_Challenge_
Show each line that has the string "года" in it.
BEGIN Input records
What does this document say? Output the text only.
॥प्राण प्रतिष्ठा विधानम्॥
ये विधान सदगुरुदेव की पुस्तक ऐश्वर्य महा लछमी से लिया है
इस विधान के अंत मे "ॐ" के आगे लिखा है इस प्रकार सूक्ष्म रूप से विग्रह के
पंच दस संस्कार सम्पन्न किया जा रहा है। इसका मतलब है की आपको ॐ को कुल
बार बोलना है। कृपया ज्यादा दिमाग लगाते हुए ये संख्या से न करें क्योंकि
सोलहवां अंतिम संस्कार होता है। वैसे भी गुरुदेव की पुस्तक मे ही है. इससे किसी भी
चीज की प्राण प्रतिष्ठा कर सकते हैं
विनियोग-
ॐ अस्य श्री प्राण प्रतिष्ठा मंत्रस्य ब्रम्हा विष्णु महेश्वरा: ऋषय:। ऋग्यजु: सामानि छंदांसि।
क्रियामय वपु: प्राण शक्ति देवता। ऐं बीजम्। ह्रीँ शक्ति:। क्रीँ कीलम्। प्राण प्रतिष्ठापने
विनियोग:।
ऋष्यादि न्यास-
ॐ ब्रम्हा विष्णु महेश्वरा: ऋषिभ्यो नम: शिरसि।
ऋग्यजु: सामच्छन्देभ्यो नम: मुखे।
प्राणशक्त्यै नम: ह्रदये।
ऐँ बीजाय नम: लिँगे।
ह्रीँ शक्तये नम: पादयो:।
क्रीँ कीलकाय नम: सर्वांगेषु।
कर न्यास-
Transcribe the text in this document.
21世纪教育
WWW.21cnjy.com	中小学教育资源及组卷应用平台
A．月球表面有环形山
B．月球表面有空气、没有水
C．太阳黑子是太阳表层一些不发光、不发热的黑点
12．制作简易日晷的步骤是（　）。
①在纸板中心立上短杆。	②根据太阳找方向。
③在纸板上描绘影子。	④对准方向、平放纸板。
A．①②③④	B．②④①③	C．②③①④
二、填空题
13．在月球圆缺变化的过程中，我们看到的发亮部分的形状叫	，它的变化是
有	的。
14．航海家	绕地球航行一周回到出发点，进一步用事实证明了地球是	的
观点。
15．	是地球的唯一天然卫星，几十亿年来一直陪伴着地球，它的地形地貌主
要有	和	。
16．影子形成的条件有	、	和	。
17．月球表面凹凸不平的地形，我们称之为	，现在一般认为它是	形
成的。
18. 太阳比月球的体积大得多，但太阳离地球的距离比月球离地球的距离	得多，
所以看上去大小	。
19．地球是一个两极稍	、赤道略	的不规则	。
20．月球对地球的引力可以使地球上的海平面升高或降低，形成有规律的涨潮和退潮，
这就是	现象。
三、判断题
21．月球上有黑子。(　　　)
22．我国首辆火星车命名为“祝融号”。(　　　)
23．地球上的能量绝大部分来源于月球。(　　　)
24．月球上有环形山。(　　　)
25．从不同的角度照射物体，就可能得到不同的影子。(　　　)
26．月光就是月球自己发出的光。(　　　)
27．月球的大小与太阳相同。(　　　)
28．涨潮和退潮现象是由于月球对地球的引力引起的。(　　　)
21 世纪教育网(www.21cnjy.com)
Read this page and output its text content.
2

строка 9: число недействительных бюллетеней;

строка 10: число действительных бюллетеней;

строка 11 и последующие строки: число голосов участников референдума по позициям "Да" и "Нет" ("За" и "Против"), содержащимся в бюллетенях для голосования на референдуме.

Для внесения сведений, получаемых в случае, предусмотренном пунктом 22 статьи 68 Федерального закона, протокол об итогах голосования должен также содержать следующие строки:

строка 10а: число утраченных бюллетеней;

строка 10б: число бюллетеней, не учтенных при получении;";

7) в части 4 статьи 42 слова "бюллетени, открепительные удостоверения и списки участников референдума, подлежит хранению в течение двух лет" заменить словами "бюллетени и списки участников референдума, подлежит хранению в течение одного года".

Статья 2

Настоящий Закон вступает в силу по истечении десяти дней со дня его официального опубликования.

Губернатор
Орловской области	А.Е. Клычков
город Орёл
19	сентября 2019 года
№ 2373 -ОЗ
END Input records
_Output for this task_
7) в части 4 статьи 42 слова "бюллетени, открепительные удостоверения и списки участников референдума, подлежит хранению в течение двух лет" заменить словами "бюллетени и списки участников референдума, подлежит хранению в течение одного года".
19	сентября 2019 года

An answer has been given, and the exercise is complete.